*Given exercise*:
Write out the data again in full, exactly as it reads.

*Data section*:
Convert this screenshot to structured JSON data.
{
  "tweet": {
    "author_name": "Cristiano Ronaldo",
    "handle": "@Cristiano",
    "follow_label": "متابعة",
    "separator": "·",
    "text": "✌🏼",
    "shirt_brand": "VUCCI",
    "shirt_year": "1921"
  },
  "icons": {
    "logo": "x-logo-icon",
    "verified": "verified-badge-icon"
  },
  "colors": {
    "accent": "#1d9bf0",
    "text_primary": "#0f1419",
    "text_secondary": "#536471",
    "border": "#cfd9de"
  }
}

*Exercise result*:
Convert this screenshot to structured JSON data.
{
  "tweet": {
    "author_name": "Cristiano Ronaldo",
    "handle": "@Cristiano",
    "follow_label": "متابعة",
    "separator": "·",
    "text": "✌🏼",
    "shirt_brand": "VUCCI",
    "shirt_year": "1921"
  },
  "icons": {
    "logo": "x-logo-icon",
    "verified": "verified-badge-icon"
  },
  "colors": {
    "accent": "#1d9bf0",
    "text_primary": "#0f1419",
    "text_secondary": "#536471",
    "border": "#cfd9de"
  }
}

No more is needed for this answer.